Start SUPPLIED RECORDS

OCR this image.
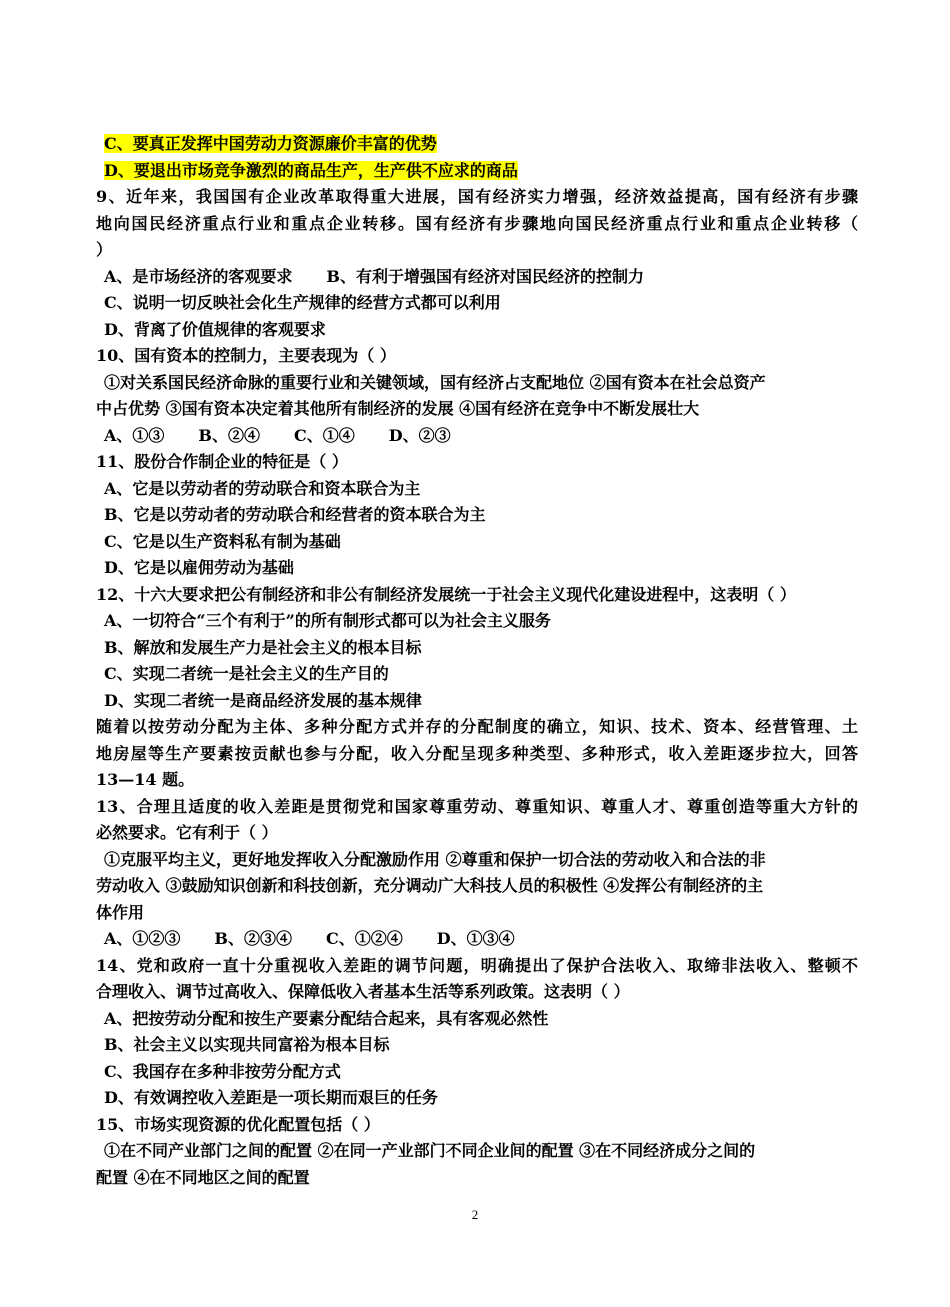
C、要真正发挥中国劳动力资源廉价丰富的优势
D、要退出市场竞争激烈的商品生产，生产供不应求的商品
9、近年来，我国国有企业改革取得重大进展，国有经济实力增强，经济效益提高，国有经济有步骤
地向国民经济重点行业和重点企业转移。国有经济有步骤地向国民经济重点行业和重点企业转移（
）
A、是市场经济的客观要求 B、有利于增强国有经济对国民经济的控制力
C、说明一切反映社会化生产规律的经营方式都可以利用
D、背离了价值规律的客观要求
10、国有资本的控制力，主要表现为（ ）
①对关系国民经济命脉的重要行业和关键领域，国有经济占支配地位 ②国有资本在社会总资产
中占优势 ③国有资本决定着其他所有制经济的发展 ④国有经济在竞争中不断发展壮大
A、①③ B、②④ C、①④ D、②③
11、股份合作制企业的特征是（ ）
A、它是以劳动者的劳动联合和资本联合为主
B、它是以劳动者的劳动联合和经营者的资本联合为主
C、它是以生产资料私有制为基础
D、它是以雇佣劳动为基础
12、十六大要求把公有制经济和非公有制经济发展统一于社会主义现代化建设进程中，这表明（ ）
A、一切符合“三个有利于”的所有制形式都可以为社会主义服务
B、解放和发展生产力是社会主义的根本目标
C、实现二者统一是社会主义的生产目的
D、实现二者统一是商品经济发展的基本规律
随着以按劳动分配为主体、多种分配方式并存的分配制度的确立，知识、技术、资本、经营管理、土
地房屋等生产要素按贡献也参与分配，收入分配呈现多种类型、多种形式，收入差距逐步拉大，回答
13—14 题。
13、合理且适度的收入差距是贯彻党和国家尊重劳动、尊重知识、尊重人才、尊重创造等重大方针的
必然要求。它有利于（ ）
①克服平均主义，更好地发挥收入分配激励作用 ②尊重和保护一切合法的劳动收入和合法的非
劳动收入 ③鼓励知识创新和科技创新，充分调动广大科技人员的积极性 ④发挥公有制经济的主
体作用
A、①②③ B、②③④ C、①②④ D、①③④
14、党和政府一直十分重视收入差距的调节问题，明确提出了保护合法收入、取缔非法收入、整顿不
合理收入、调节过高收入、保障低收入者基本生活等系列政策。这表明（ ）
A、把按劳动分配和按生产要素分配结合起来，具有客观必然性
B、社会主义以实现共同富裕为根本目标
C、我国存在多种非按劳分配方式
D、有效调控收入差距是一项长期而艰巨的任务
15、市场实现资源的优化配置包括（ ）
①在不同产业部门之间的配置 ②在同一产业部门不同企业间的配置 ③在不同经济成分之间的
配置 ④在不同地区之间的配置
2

End SUPPLIED RECORDS
Start SUPPLIED RECORDS

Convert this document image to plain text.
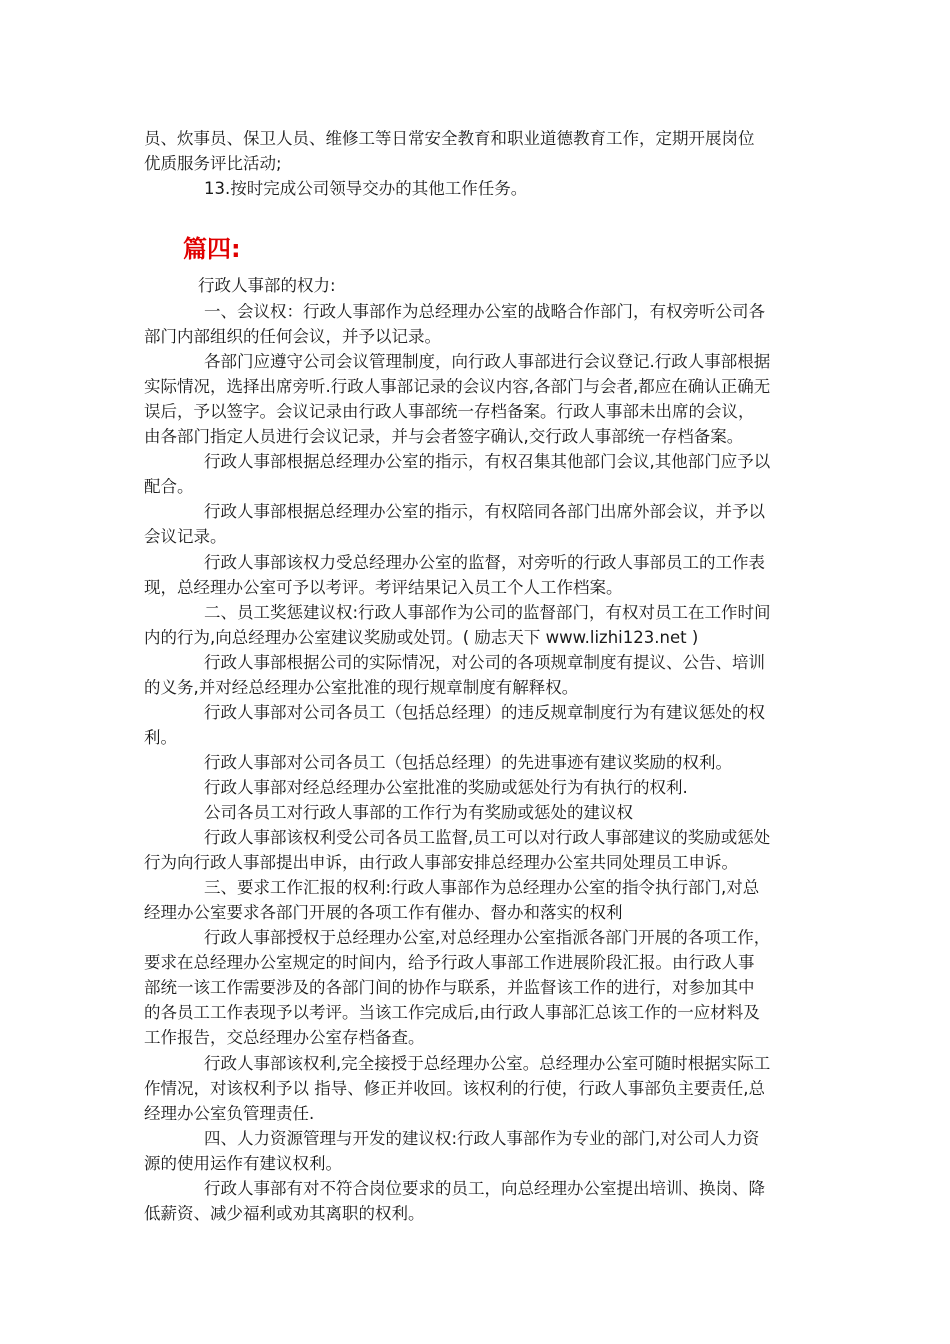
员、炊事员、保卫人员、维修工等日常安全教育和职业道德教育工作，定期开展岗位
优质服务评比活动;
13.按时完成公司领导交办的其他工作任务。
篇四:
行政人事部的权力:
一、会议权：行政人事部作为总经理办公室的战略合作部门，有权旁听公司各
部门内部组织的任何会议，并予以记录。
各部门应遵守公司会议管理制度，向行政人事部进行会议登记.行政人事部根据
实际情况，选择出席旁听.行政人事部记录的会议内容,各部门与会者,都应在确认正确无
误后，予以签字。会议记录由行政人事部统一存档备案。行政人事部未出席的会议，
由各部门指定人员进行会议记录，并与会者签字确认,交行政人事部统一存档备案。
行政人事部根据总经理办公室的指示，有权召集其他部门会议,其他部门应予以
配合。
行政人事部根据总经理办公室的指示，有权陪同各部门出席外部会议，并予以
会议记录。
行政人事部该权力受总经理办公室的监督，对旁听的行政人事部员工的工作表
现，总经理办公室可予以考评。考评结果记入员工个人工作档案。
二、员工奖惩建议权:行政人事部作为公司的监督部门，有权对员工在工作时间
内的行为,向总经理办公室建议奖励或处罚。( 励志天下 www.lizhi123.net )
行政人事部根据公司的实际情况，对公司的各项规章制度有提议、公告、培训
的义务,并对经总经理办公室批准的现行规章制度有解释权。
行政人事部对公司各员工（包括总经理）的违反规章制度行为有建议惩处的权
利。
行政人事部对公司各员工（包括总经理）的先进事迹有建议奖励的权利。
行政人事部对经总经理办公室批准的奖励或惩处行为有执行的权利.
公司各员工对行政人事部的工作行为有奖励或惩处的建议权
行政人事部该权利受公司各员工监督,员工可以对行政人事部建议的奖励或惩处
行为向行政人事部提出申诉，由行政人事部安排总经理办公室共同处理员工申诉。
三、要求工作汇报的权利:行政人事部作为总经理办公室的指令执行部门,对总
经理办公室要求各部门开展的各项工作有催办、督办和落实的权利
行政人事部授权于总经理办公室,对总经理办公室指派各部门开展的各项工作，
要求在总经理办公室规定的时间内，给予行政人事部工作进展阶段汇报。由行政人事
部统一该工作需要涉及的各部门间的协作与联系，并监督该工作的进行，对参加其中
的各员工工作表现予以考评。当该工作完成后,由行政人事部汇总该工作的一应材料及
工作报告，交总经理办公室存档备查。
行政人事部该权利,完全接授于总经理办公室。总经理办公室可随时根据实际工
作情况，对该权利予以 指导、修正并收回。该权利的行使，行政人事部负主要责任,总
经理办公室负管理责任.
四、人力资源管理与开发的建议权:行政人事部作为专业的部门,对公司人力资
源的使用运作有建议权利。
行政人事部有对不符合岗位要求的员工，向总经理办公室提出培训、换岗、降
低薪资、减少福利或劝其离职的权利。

End SUPPLIED RECORDS
Start SUPPLIED RECORDS

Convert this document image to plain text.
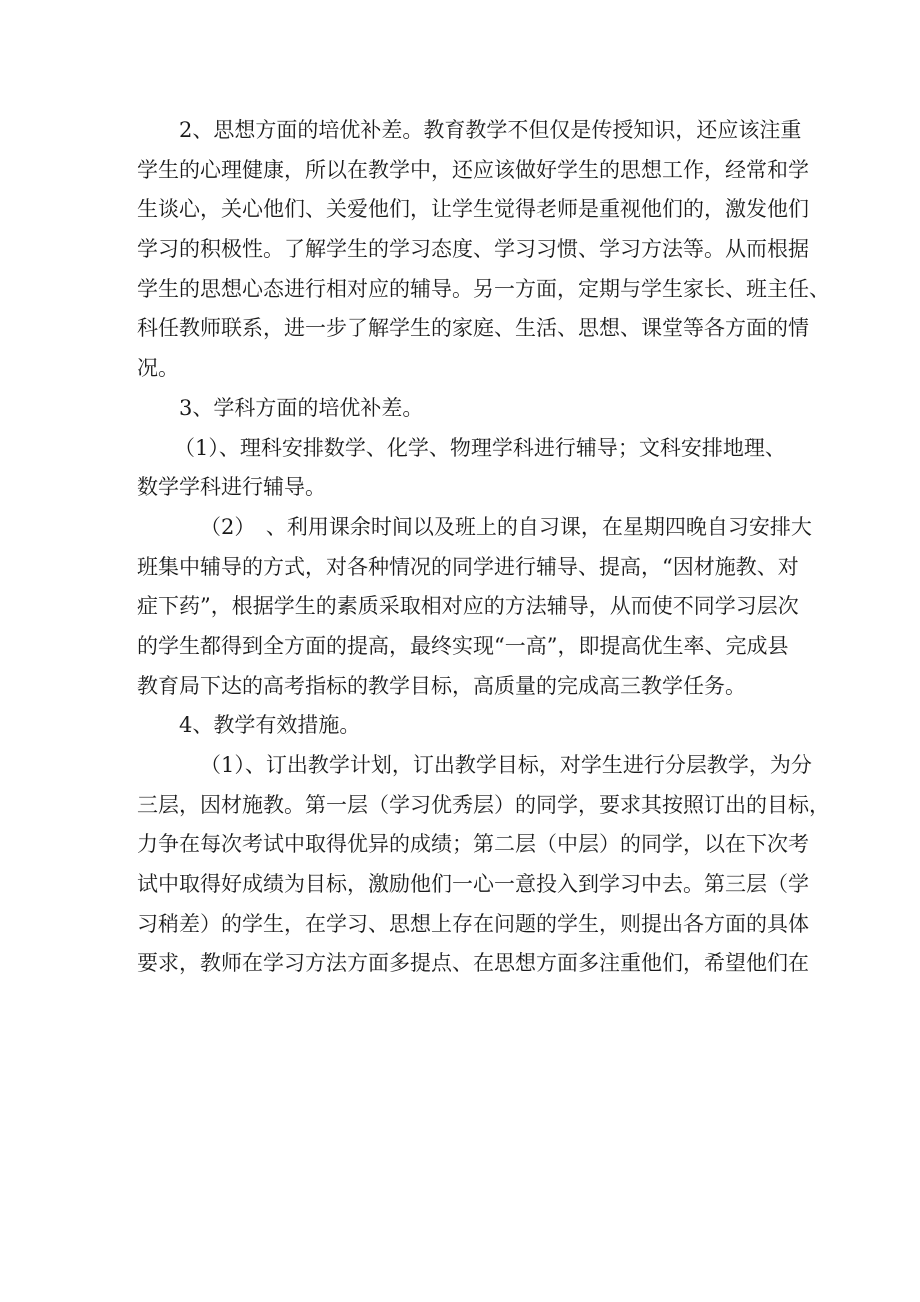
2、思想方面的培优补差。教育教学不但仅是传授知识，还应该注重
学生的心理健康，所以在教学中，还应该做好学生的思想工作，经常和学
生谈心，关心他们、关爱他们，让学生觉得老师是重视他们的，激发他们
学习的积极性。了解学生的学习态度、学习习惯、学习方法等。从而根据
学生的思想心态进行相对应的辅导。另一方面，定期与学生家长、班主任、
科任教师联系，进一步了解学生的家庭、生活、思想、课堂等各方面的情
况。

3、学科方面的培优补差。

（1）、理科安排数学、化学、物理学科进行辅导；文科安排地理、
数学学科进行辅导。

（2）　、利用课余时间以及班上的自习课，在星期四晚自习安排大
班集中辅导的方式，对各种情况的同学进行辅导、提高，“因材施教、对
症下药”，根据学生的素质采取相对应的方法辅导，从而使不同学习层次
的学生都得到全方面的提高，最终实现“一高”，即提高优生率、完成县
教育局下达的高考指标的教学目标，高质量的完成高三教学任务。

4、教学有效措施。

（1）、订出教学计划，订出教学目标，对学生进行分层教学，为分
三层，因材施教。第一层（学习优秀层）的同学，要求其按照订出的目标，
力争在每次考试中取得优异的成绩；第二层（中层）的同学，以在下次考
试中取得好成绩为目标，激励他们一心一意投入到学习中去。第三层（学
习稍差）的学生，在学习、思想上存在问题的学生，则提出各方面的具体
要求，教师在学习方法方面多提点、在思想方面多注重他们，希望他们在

End SUPPLIED RECORDS

WRITTEN REQUEST:
Select all lines with the word "因材施教" from the entries above.

WRITTEN RESPONSE:
班集中辅导的方式，对各种情况的同学进行辅导、提高，“因材施教、对
三层，因材施教。第一层（学习优秀层）的同学，要求其按照订出的目标，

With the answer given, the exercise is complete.